● **Written instruction**:
Write out all entries word for word.

● **Working data**:
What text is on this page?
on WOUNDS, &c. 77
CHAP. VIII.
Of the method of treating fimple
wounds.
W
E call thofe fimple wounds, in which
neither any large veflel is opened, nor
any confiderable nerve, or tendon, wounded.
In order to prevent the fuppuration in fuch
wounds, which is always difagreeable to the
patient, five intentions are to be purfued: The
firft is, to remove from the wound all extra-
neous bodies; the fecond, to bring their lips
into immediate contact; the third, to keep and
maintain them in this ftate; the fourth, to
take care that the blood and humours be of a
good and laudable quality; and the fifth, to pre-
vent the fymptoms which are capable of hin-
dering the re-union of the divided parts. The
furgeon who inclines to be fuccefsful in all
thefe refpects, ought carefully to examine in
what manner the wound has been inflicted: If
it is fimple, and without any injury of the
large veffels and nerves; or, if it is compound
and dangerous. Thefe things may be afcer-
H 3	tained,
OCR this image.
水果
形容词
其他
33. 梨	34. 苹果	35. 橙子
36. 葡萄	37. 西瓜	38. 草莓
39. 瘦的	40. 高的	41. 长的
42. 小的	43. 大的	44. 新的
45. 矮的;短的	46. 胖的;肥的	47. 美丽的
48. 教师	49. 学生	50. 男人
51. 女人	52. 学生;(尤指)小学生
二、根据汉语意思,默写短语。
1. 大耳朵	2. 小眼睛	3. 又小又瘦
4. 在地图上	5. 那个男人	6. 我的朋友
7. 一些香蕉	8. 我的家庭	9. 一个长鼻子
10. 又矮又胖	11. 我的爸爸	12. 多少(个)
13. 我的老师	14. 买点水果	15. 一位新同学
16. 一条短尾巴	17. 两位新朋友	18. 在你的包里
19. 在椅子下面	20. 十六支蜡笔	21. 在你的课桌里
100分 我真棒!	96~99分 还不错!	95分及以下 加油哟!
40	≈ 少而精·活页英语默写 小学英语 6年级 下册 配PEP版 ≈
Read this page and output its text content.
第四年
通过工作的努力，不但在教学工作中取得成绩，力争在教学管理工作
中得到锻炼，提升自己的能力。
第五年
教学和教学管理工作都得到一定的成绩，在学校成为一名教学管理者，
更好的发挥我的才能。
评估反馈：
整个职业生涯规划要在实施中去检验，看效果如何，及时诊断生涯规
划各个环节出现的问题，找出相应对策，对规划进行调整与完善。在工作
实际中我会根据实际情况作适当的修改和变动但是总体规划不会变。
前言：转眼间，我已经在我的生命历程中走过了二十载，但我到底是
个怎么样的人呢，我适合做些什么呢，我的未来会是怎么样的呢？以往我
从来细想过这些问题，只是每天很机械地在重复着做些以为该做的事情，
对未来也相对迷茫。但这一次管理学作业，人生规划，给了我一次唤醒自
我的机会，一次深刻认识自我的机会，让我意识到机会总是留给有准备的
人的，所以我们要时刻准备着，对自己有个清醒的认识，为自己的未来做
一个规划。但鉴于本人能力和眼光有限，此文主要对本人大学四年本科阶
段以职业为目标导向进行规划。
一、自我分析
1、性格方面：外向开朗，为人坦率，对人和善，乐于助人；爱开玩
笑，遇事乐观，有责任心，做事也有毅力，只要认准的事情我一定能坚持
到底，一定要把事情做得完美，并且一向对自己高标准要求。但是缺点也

● **The result**:
What text is on this page?
on WOUNDS, &c. 77
CHAP. VIII.
Of the method of treating fimple
wounds.
W
E call thofe fimple wounds, in which
neither any large veflel is opened, nor
any confiderable nerve, or tendon, wounded.
In order to prevent the fuppuration in fuch
wounds, which is always difagreeable to the
patient, five intentions are to be purfued: The
firft is, to remove from the wound all extra-
neous bodies; the fecond, to bring their lips
into immediate contact; the third, to keep and
maintain them in this ftate; the fourth, to
take care that the blood and humours be of a
good and laudable quality; and the fifth, to pre-
vent the fymptoms which are capable of hin-
dering the re-union of the divided parts. The
furgeon who inclines to be fuccefsful in all
thefe refpects, ought carefully to examine in
what manner the wound has been inflicted: If
it is fimple, and without any injury of the
large veffels and nerves; or, if it is compound
and dangerous. Thefe things may be afcer-
H 3	tained,
OCR this image.
水果
形容词
其他
33. 梨	34. 苹果	35. 橙子
36. 葡萄	37. 西瓜	38. 草莓
39. 瘦的	40. 高的	41. 长的
42. 小的	43. 大的	44. 新的
45. 矮的;短的	46. 胖的;肥的	47. 美丽的
48. 教师	49. 学生	50. 男人
51. 女人	52. 学生;(尤指)小学生
二、根据汉语意思,默写短语。
1. 大耳朵	2. 小眼睛	3. 又小又瘦
4. 在地图上	5. 那个男人	6. 我的朋友
7. 一些香蕉	8. 我的家庭	9. 一个长鼻子
10. 又矮又胖	11. 我的爸爸	12. 多少(个)
13. 我的老师	14. 买点水果	15. 一位新同学
16. 一条短尾巴	17. 两位新朋友	18. 在你的包里
19. 在椅子下面	20. 十六支蜡笔	21. 在你的课桌里
100分 我真棒!	96~99分 还不错!	95分及以下 加油哟!
40	≈ 少而精·活页英语默写 小学英语 6年级 下册 配PEP版 ≈
Read this page and output its text content.
第四年
通过工作的努力，不但在教学工作中取得成绩，力争在教学管理工作
中得到锻炼，提升自己的能力。
第五年
教学和教学管理工作都得到一定的成绩，在学校成为一名教学管理者，
更好的发挥我的才能。
评估反馈：
整个职业生涯规划要在实施中去检验，看效果如何，及时诊断生涯规
划各个环节出现的问题，找出相应对策，对规划进行调整与完善。在工作
实际中我会根据实际情况作适当的修改和变动但是总体规划不会变。
前言：转眼间，我已经在我的生命历程中走过了二十载，但我到底是
个怎么样的人呢，我适合做些什么呢，我的未来会是怎么样的呢？以往我
从来细想过这些问题，只是每天很机械地在重复着做些以为该做的事情，
对未来也相对迷茫。但这一次管理学作业，人生规划，给了我一次唤醒自
我的机会，一次深刻认识自我的机会，让我意识到机会总是留给有准备的
人的，所以我们要时刻准备着，对自己有个清醒的认识，为自己的未来做
一个规划。但鉴于本人能力和眼光有限，此文主要对本人大学四年本科阶
段以职业为目标导向进行规划。
一、自我分析
1、性格方面：外向开朗，为人坦率，对人和善，乐于助人；爱开玩
笑，遇事乐观，有责任心，做事也有毅力，只要认准的事情我一定能坚持
到底，一定要把事情做得完美，并且一向对自己高标准要求。但是缺点也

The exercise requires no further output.